= WHAT YOU WILL DO =
From the records below, extract all the text exactly and leave the images behind.

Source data
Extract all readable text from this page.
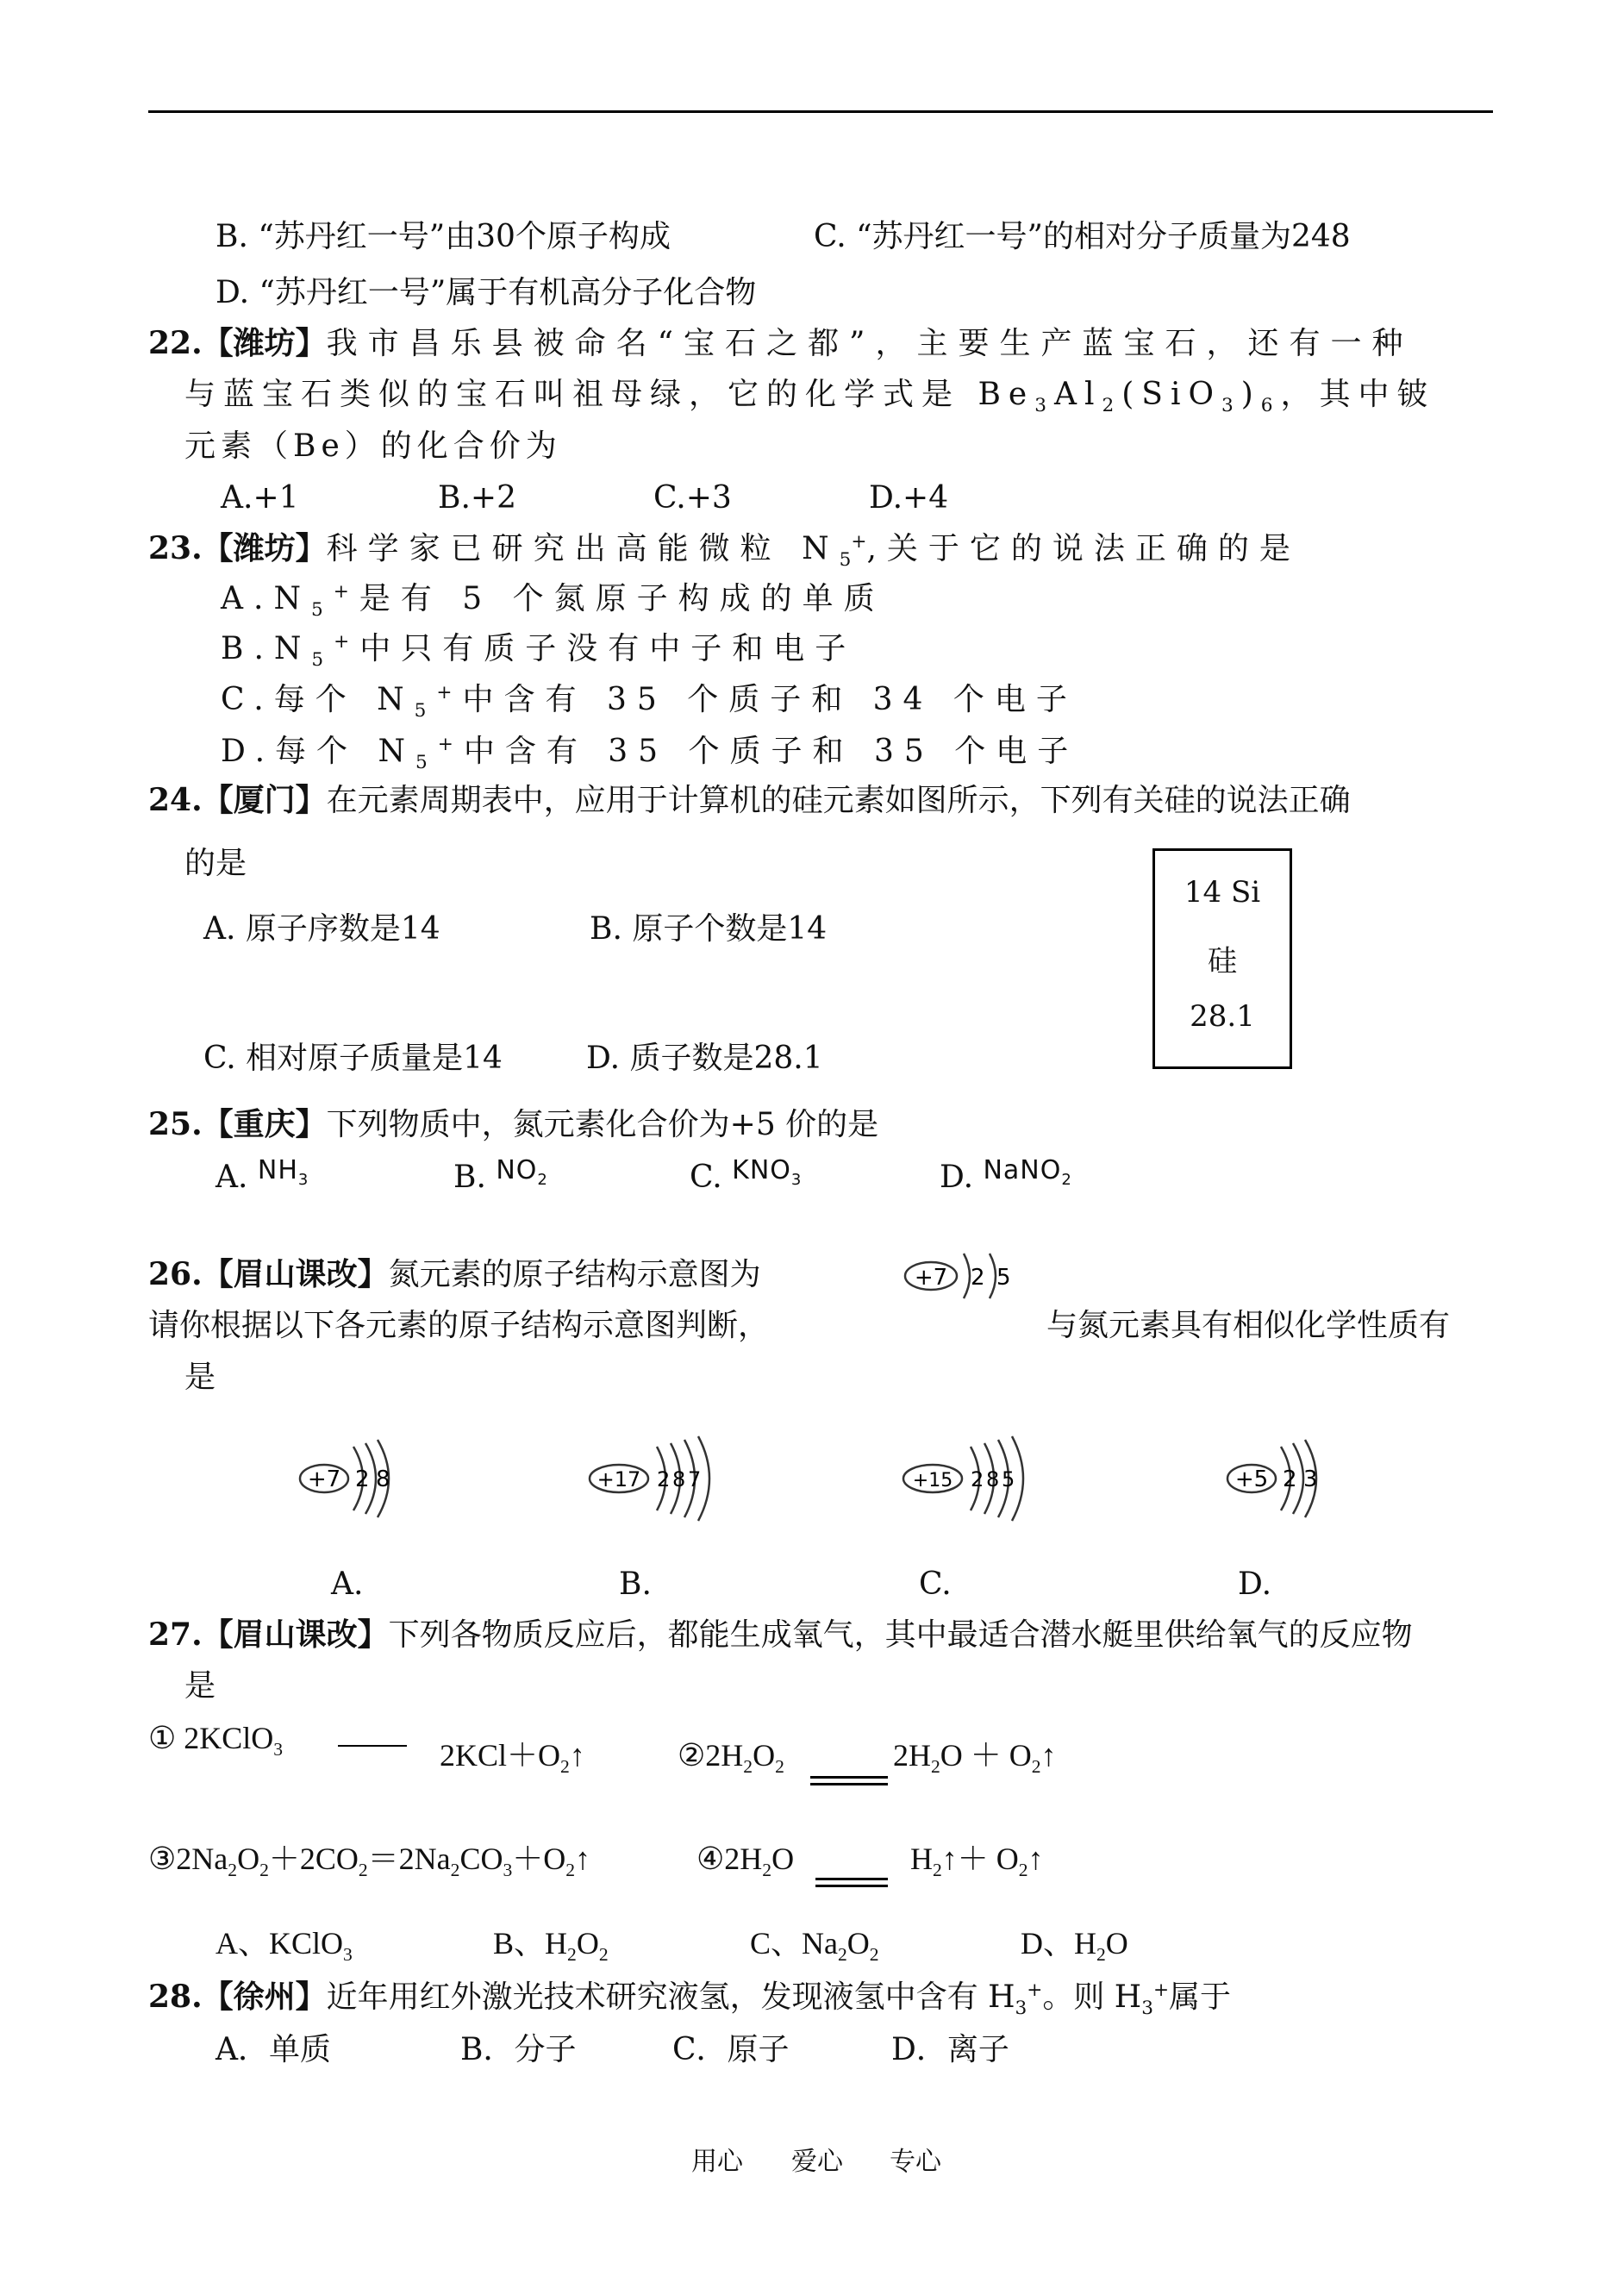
B. “苏丹红一号”由30个原子构成	C. “苏丹红一号”的相对分子质量为248
D. “苏丹红一号”属于有机高分子化合物
22.【潍坊】我市昌乐县被命名“宝石之都”，主要生产蓝宝石，还有一种
与蓝宝石类似的宝石叫祖母绿，它的化学式是 $Be_3Al_2(SiO_3)_6$，其中铍
元素（Be）的化合价为
A.+1	B.+2	C.+3	D.+4
23.【潍坊】科学家已研究出高能微粒 $N_5^+$,关于它的说法正确的是
$A.N_5^+$是有 5 个氮原子构成的单质
$B.N_5^+$中只有质子没有中子和电子
C.每个 $N_5^+$中含有 35 个质子和 34 个电子
D.每个 $N_5^+$中含有 35 个质子和 35 个电子
24.【厦门】在元素周期表中，应用于计算机的硅元素如图所示，下列有关硅的说法正确
的是
A. 原子序数是14	B. 原子个数是14
C. 相对原子质量是14	D. 质子数是28.1
14 Si
硅
28.1
25.【重庆】下列物质中，氮元素化合价为+5 价的是
A. $^{NH_3}$	B. $^{NO_2}$	C. $^{KNO_3}$	D. $^{NaNO_2}$
26.【眉山课改】氮元素的原子结构示意图为
请你根据以下各元素的原子结构示意图判断，	与氮元素具有相似化学性质有
是
+7 2 5
+7 2 8	+17 2 8 7	+15 2 8 5	+5 2 3
A.	B.	C.	D.
27.【眉山课改】下列各物质反应后，都能生成氧气，其中最适合潜水艇里供给氧气的反应物
是
① 2KClO$_3$	$2KCl+O_2↑$	$②2H_2O_2$	$2H_2O$ ＋ $O_2↑$
$③2Na_2O_2+2CO_2=2Na_2CO_3+O_2↑$	$④2H_2O$	$H_2↑+$ $O_2↑$
A、KClO$_3$	B、$H_2O_2$	C、$Na_2O_2$	D、$H_2O$
28.【徐州】近年用红外激光技术研究液氢，发现液氢中含有 $H_3^+$。则 $H_3^+$属于
A．单质	B．分子	C．原子	D．离子
用心 爱心 专心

= EXERCISE OUTPUT =
Extract all readable text from this page.
B. “苏丹红一号”由30个原子构成	C. “苏丹红一号”的相对分子质量为248
D. “苏丹红一号”属于有机高分子化合物
22.【潍坊】我市昌乐县被命名“宝石之都”，主要生产蓝宝石，还有一种
与蓝宝石类似的宝石叫祖母绿，它的化学式是 $Be_3Al_2(SiO_3)_6$，其中铍
元素（Be）的化合价为
A.+1	B.+2	C.+3	D.+4
23.【潍坊】科学家已研究出高能微粒 $N_5^+$,关于它的说法正确的是
$A.N_5^+$是有 5 个氮原子构成的单质
$B.N_5^+$中只有质子没有中子和电子
C.每个 $N_5^+$中含有 35 个质子和 34 个电子
D.每个 $N_5^+$中含有 35 个质子和 35 个电子
24.【厦门】在元素周期表中，应用于计算机的硅元素如图所示，下列有关硅的说法正确
的是
A. 原子序数是14	B. 原子个数是14
C. 相对原子质量是14	D. 质子数是28.1
14 Si
硅
28.1
25.【重庆】下列物质中，氮元素化合价为+5 价的是
A. $^{NH_3}$	B. $^{NO_2}$	C. $^{KNO_3}$	D. $^{NaNO_2}$
26.【眉山课改】氮元素的原子结构示意图为
请你根据以下各元素的原子结构示意图判断，	与氮元素具有相似化学性质有
是
+7 2 5
+7 2 8	+17 2 8 7	+15 2 8 5	+5 2 3
A.	B.	C.	D.
27.【眉山课改】下列各物质反应后，都能生成氧气，其中最适合潜水艇里供给氧气的反应物
是
① 2KClO$_3$	$2KCl+O_2↑$	$②2H_2O_2$	$2H_2O$ ＋ $O_2↑$
$③2Na_2O_2+2CO_2=2Na_2CO_3+O_2↑$	$④2H_2O$	$H_2↑+$ $O_2↑$
A、KClO$_3$	B、$H_2O_2$	C、$Na_2O_2$	D、$H_2O$
28.【徐州】近年用红外激光技术研究液氢，发现液氢中含有 $H_3^+$。则 $H_3^+$属于
A．单质	B．分子	C．原子	D．离子
用心 爱心 专心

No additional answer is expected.